Return the whole listing, line for line, without the pictures in it.

------------

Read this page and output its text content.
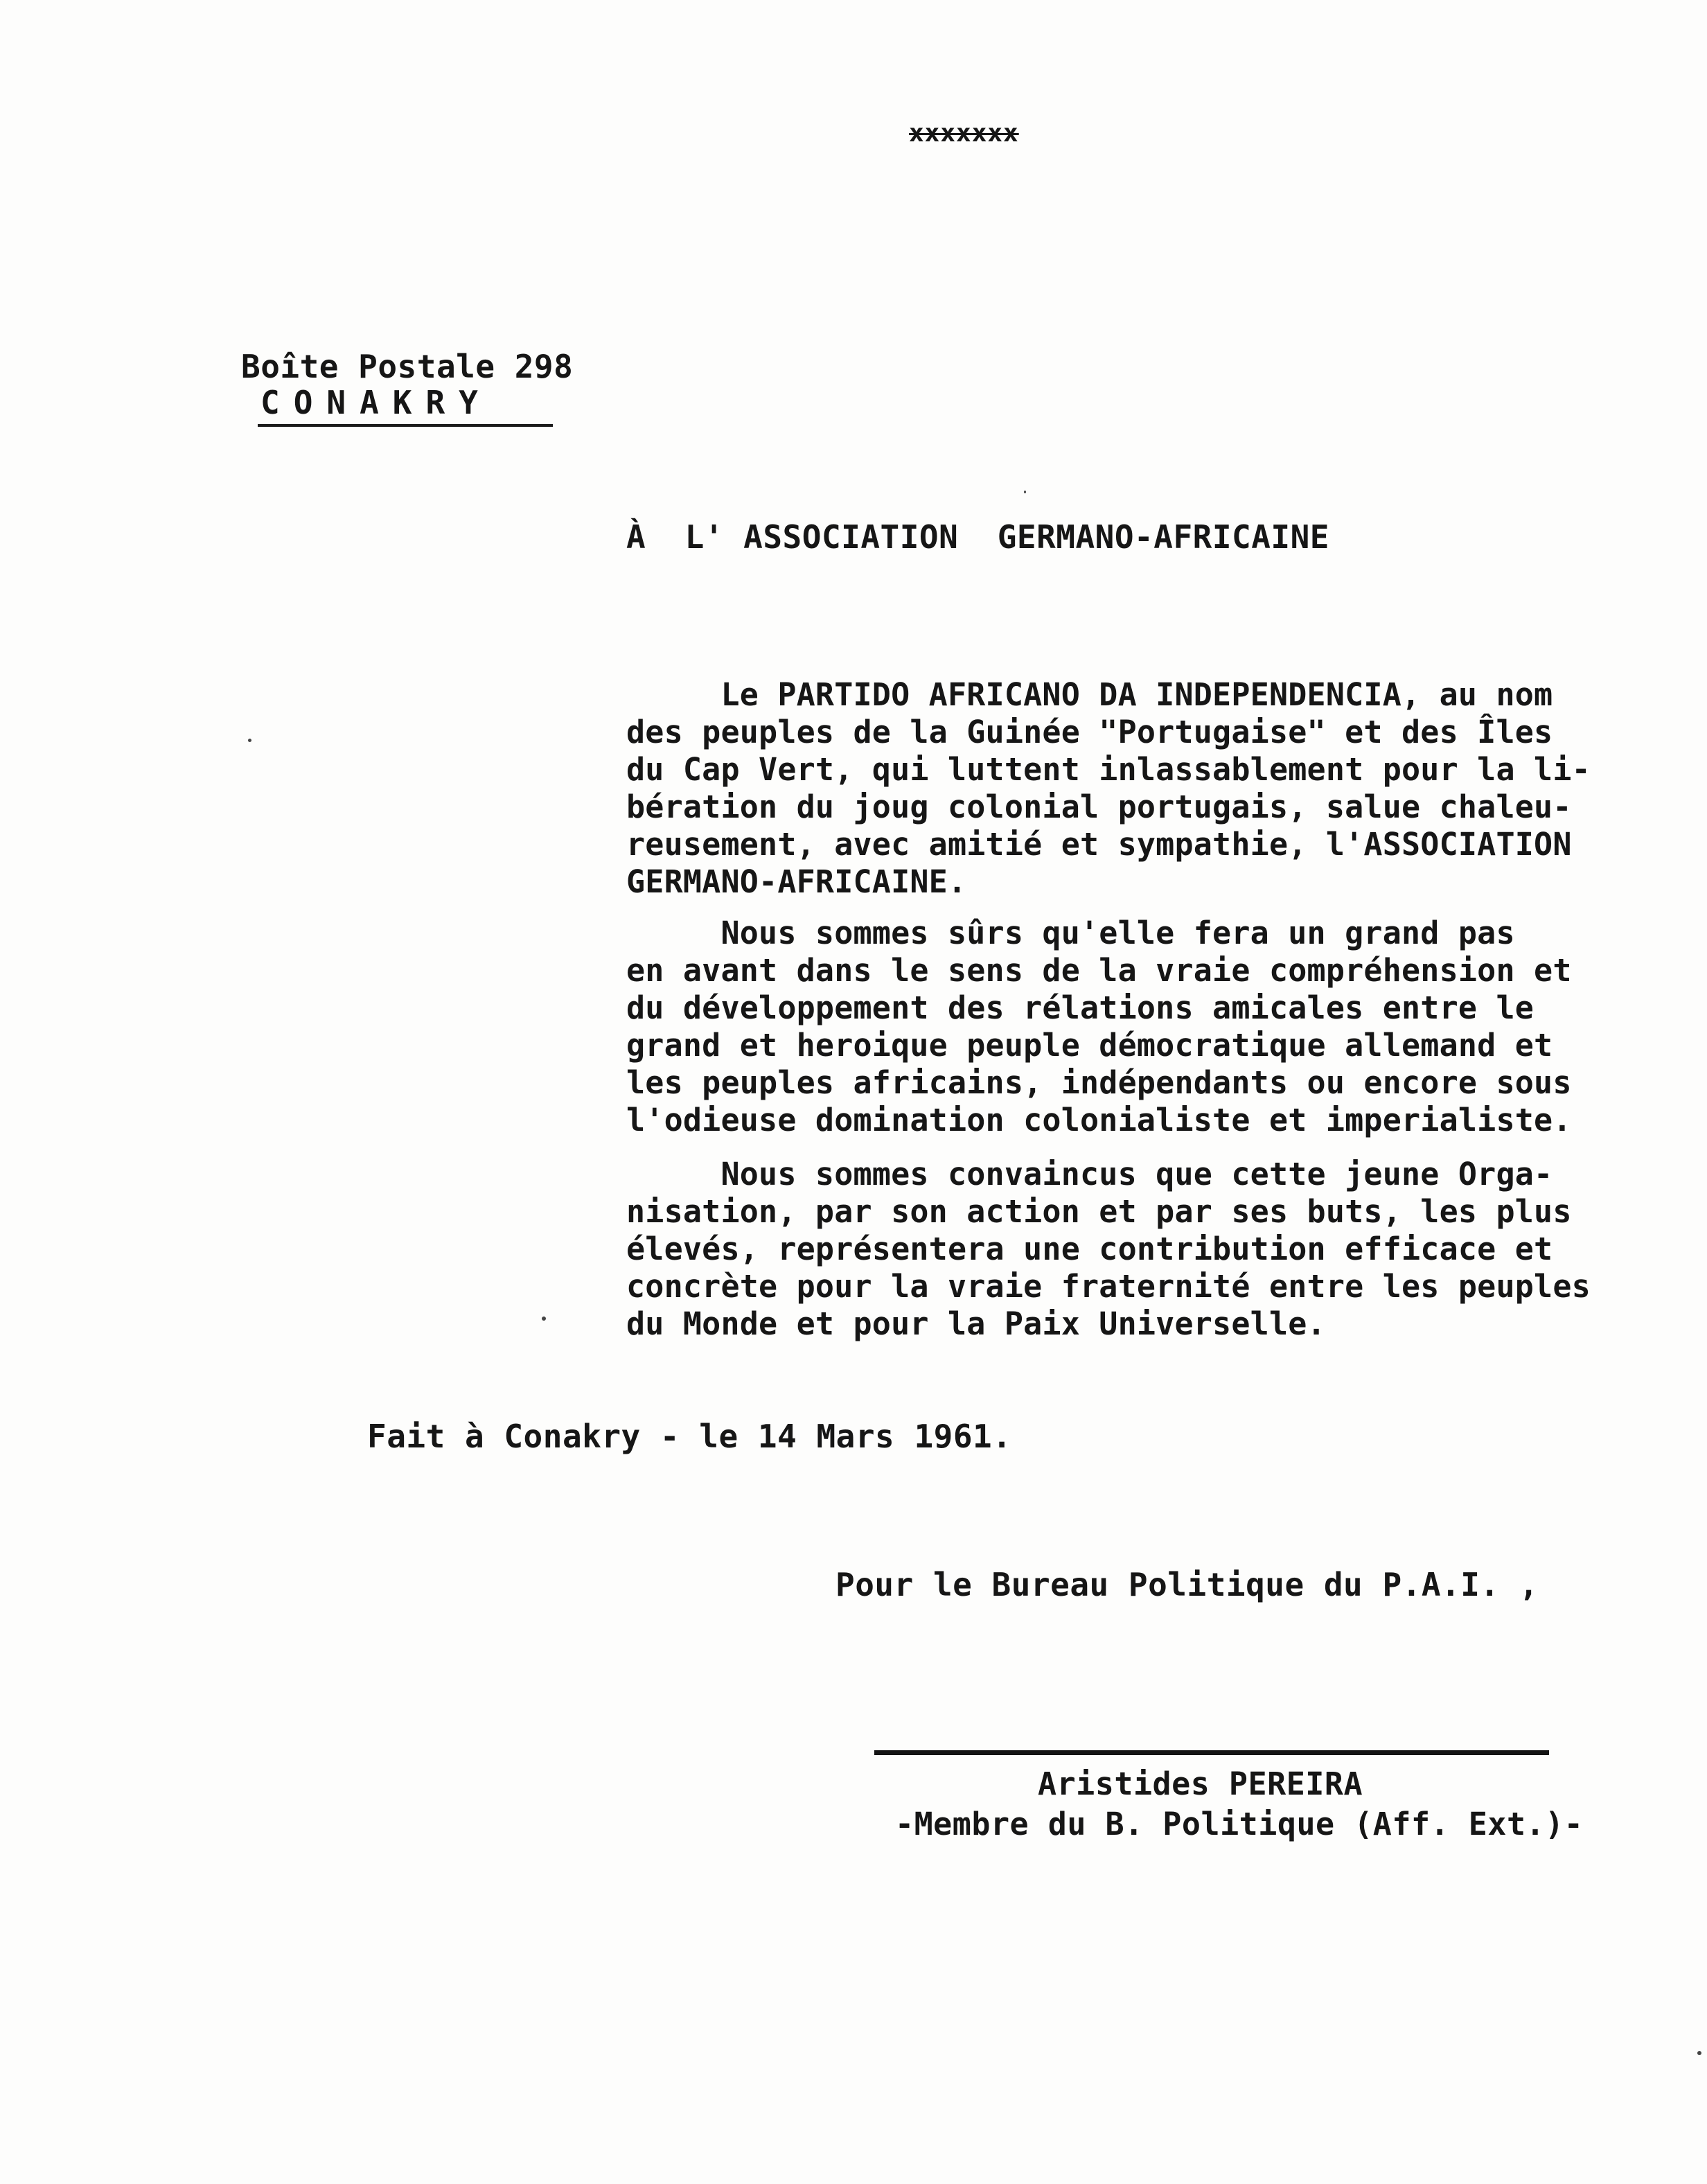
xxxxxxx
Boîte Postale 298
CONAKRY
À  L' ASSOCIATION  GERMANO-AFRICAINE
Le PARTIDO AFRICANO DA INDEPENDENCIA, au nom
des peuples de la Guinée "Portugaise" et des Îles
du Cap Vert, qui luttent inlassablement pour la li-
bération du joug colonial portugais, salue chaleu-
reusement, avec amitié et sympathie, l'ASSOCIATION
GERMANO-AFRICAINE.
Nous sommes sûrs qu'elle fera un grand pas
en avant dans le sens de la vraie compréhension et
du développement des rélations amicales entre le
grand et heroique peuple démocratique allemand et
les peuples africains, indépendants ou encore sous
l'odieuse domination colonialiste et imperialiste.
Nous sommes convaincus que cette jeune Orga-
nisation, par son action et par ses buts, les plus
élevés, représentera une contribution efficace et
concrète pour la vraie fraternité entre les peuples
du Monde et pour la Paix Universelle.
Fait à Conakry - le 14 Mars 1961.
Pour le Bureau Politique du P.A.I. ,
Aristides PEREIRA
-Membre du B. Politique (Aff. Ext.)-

------------

= WORKED SOLUTION =
Read this page and output its text content.
xxxxxxx
Boîte Postale 298
CONAKRY
À  L' ASSOCIATION  GERMANO-AFRICAINE
Le PARTIDO AFRICANO DA INDEPENDENCIA, au nom
des peuples de la Guinée "Portugaise" et des Îles
du Cap Vert, qui luttent inlassablement pour la li-
bération du joug colonial portugais, salue chaleu-
reusement, avec amitié et sympathie, l'ASSOCIATION
GERMANO-AFRICAINE.
Nous sommes sûrs qu'elle fera un grand pas
en avant dans le sens de la vraie compréhension et
du développement des rélations amicales entre le
grand et heroique peuple démocratique allemand et
les peuples africains, indépendants ou encore sous
l'odieuse domination colonialiste et imperialiste.
Nous sommes convaincus que cette jeune Orga-
nisation, par son action et par ses buts, les plus
élevés, représentera une contribution efficace et
concrète pour la vraie fraternité entre les peuples
du Monde et pour la Paix Universelle.
Fait à Conakry - le 14 Mars 1961.
Pour le Bureau Politique du P.A.I. ,
Aristides PEREIRA
-Membre du B. Politique (Aff. Ext.)-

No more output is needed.